Data records:
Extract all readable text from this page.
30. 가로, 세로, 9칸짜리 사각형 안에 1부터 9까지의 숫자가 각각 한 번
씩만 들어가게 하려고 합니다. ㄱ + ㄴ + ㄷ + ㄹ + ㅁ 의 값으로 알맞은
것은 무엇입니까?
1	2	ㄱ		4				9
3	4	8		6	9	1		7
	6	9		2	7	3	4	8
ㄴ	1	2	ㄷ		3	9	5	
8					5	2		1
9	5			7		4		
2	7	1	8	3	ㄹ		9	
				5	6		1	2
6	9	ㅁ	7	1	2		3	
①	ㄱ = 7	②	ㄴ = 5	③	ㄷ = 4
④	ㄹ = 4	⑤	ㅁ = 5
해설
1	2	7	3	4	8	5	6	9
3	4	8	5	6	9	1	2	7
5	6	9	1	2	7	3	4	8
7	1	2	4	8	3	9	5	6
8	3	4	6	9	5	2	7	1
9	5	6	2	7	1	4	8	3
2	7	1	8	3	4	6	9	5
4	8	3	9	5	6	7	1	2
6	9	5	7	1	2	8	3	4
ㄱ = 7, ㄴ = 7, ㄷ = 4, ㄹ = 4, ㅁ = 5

- _WORK INSTRUCTIONS_
All of the data above should be transcribed exactly.

- _EXERCISE RESULT_
Extract all readable text from this page.
30. 가로, 세로, 9칸짜리 사각형 안에 1부터 9까지의 숫자가 각각 한 번
씩만 들어가게 하려고 합니다. ㄱ + ㄴ + ㄷ + ㄹ + ㅁ 의 값으로 알맞은
것은 무엇입니까?
1	2	ㄱ		4				9
3	4	8		6	9	1		7
	6	9		2	7	3	4	8
ㄴ	1	2	ㄷ		3	9	5	
8					5	2		1
9	5			7		4		
2	7	1	8	3	ㄹ		9	
				5	6		1	2
6	9	ㅁ	7	1	2		3	
①	ㄱ = 7	②	ㄴ = 5	③	ㄷ = 4
④	ㄹ = 4	⑤	ㅁ = 5
해설
1	2	7	3	4	8	5	6	9
3	4	8	5	6	9	1	2	7
5	6	9	1	2	7	3	4	8
7	1	2	4	8	3	9	5	6
8	3	4	6	9	5	2	7	1
9	5	6	2	7	1	4	8	3
2	7	1	8	3	4	6	9	5
4	8	3	9	5	6	7	1	2
6	9	5	7	1	2	8	3	4
ㄱ = 7, ㄴ = 7, ㄷ = 4, ㄹ = 4, ㅁ = 5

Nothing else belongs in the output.